• INSTRUCTIONS TO FOLLOW:
Where a line holds "String", copy it.

• ITEMS:
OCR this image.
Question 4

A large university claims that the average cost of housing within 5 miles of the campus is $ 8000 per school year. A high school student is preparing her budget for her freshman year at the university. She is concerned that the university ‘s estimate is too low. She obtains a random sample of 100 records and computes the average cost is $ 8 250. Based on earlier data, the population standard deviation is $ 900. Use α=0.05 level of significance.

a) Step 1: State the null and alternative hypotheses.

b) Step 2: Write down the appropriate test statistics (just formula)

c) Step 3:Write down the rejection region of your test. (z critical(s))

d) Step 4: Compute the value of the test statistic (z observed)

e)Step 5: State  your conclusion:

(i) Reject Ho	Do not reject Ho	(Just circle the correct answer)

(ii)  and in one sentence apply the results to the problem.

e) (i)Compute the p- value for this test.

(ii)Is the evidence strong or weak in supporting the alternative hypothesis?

* * *

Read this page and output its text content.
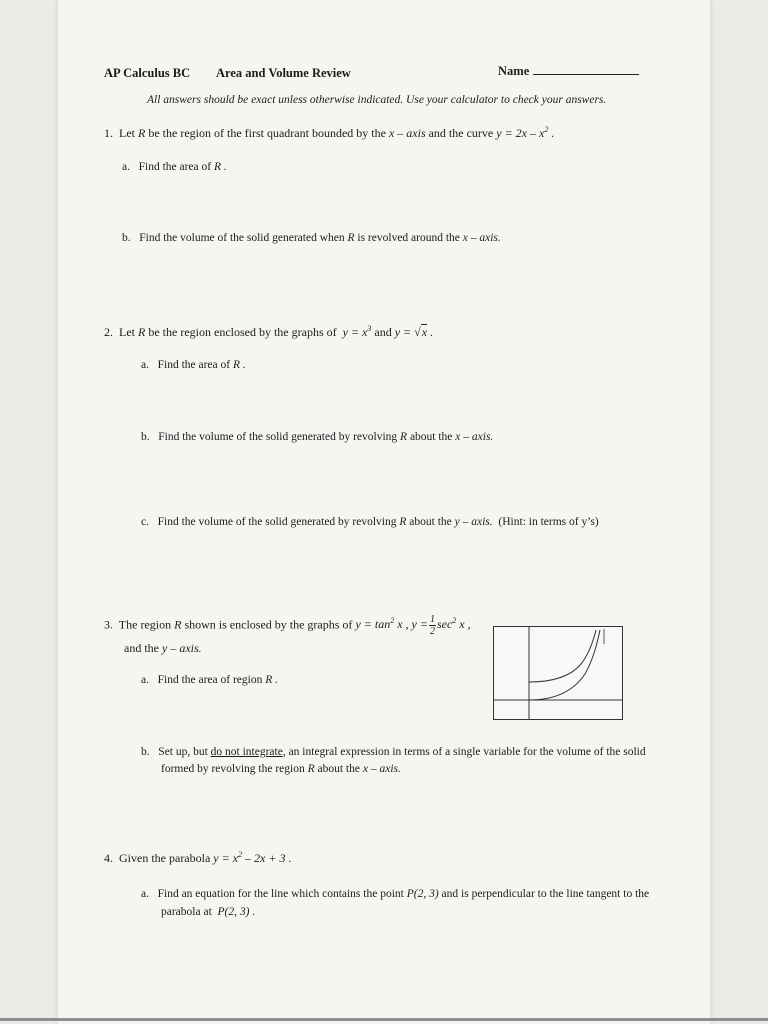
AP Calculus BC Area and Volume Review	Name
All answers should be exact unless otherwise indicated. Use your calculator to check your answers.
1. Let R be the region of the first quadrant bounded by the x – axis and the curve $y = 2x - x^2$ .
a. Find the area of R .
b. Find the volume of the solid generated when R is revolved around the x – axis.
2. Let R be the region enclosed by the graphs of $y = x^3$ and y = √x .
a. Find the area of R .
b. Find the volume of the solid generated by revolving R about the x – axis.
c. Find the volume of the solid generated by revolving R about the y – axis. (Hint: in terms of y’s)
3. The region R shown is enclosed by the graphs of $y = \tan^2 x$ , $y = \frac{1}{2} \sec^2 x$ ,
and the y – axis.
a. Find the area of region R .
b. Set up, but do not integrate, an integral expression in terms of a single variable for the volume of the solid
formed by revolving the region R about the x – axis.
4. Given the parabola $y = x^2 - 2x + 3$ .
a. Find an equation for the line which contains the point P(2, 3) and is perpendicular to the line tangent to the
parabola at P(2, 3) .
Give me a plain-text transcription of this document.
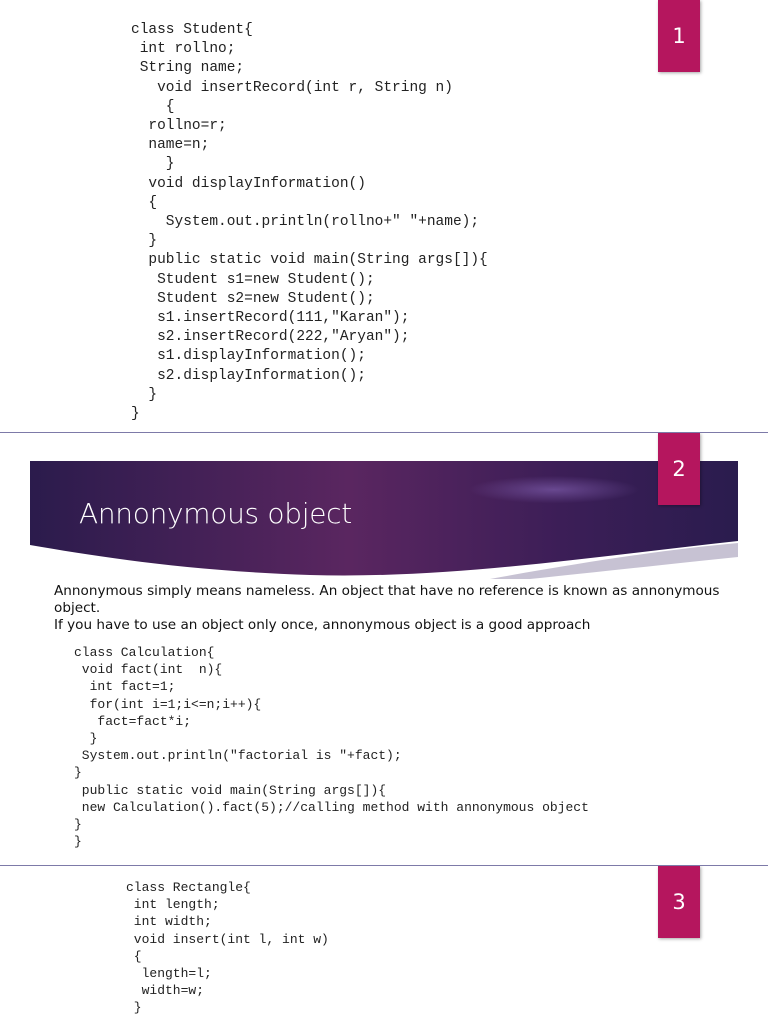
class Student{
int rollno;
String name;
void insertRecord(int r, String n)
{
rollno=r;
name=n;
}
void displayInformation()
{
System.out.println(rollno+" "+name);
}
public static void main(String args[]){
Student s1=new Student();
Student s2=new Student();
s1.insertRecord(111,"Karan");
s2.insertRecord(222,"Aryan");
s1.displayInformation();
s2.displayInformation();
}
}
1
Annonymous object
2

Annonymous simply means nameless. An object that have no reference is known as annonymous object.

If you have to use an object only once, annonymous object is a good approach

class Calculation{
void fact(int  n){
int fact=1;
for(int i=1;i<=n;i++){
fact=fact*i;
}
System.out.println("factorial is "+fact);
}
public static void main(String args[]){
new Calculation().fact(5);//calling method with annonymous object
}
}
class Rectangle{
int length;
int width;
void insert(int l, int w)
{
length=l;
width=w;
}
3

• CORRECT RESPONSE:
String name;
void insertRecord(int r, String n)
public static void main(String args[]){
public static void main(String args[]){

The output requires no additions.